**Exercise**
Your task is to repeat only the lines from the one with "Convert this screenshot" through the one with "Parse this screenshot: output", exactly as they stand, both ends included.

(Extracted data entries)

--------

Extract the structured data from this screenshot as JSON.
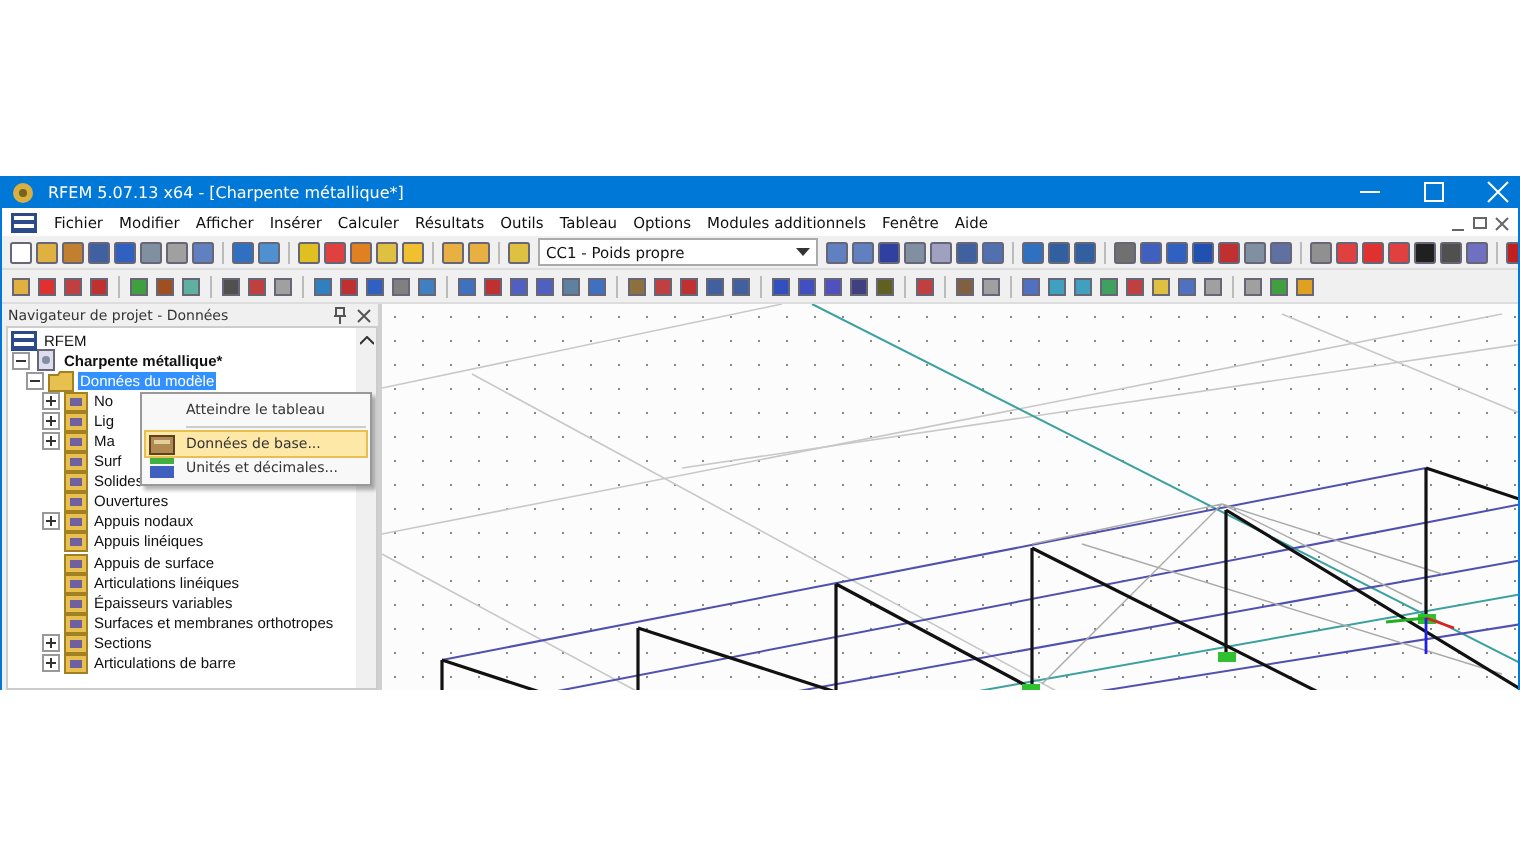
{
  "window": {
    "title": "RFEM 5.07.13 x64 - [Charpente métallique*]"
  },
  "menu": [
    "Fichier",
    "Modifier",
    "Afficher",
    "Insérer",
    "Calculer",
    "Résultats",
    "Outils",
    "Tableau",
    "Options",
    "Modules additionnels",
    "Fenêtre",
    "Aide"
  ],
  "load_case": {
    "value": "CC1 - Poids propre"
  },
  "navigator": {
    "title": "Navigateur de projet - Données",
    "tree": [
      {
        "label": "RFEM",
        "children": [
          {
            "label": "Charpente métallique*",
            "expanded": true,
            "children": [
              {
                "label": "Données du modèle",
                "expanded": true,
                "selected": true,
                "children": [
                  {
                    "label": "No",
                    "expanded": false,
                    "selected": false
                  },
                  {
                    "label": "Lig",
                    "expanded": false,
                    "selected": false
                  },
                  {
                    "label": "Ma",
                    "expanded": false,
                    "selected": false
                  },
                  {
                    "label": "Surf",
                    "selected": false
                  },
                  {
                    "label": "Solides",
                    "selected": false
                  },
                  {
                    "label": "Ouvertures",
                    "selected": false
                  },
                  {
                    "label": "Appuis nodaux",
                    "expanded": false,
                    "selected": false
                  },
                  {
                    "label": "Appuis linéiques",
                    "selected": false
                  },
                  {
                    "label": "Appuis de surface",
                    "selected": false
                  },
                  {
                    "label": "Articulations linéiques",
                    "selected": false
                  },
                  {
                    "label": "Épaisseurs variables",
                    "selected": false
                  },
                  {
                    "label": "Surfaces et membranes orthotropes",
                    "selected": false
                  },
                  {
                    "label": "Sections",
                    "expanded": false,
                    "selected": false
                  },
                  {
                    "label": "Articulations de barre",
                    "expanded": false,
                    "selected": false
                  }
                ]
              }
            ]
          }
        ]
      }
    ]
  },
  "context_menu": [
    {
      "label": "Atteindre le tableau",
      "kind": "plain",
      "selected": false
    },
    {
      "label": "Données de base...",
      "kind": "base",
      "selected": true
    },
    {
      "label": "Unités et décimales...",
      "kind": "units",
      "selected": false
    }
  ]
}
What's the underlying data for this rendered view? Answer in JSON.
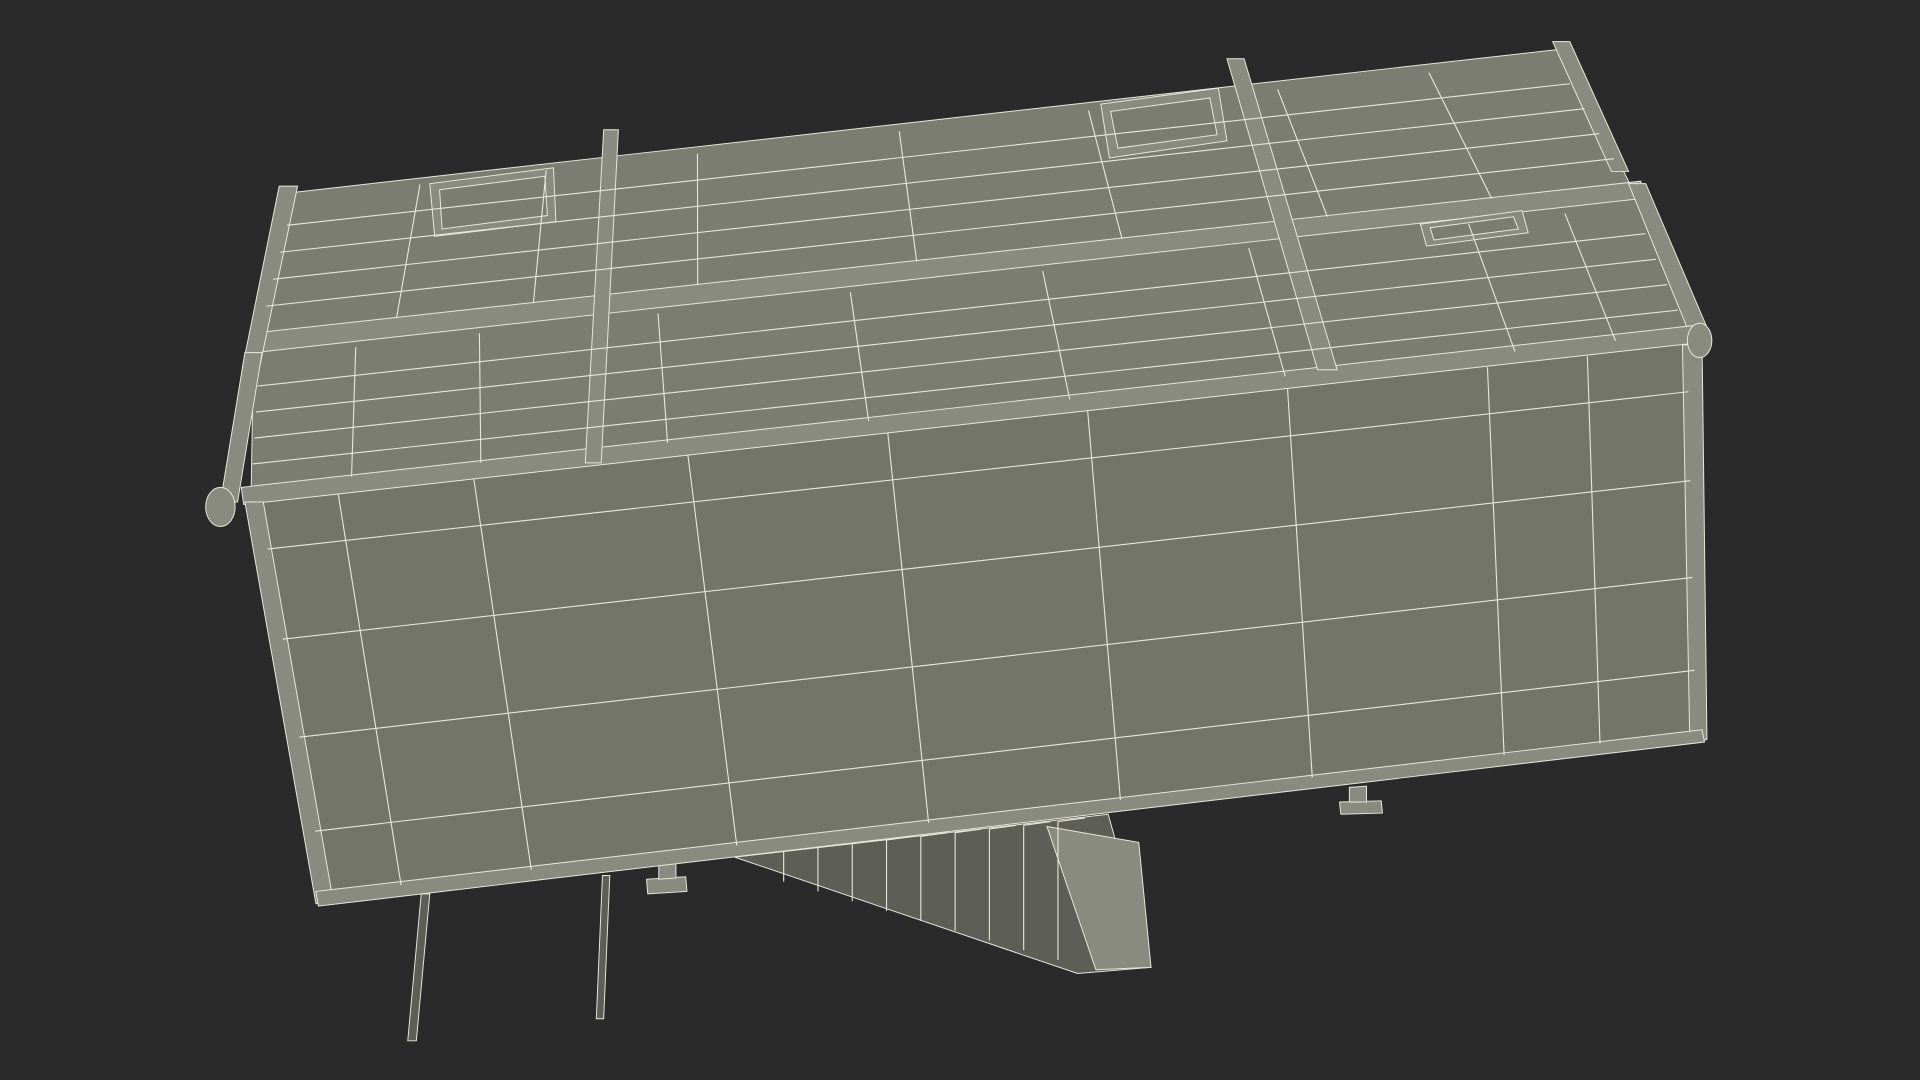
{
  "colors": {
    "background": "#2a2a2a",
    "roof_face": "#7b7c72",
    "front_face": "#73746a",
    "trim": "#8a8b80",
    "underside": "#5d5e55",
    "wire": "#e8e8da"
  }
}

--------

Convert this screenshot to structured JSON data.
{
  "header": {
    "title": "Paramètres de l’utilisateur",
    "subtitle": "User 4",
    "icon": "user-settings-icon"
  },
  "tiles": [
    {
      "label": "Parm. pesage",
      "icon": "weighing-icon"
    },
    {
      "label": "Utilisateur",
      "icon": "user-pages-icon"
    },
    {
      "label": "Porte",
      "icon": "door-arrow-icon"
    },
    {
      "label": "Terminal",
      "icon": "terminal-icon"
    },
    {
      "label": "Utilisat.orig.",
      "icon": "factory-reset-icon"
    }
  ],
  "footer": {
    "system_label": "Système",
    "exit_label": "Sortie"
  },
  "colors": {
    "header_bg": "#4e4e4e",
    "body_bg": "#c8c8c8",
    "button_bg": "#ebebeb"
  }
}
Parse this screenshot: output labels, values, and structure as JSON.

--------

**Output**
Convert this screenshot to structured JSON data.
{
  "header": {
    "title": "Paramètres de l’utilisateur",
    "subtitle": "User 4",
    "icon": "user-settings-icon"
  },
  "tiles": [
    {
      "label": "Parm. pesage",
      "icon": "weighing-icon"
    },
    {
      "label": "Utilisateur",
      "icon": "user-pages-icon"
    },
    {
      "label": "Porte",
      "icon": "door-arrow-icon"
    },
    {
      "label": "Terminal",
      "icon": "terminal-icon"
    },
    {
      "label": "Utilisat.orig.",
      "icon": "factory-reset-icon"
    }
  ],
  "footer": {
    "system_label": "Système",
    "exit_label": "Sortie"
  },
  "colors": {
    "header_bg": "#4e4e4e",
    "body_bg": "#c8c8c8",
    "button_bg": "#ebebeb"
  }
}
Parse this screenshot: output labels, values, and structure as JSON.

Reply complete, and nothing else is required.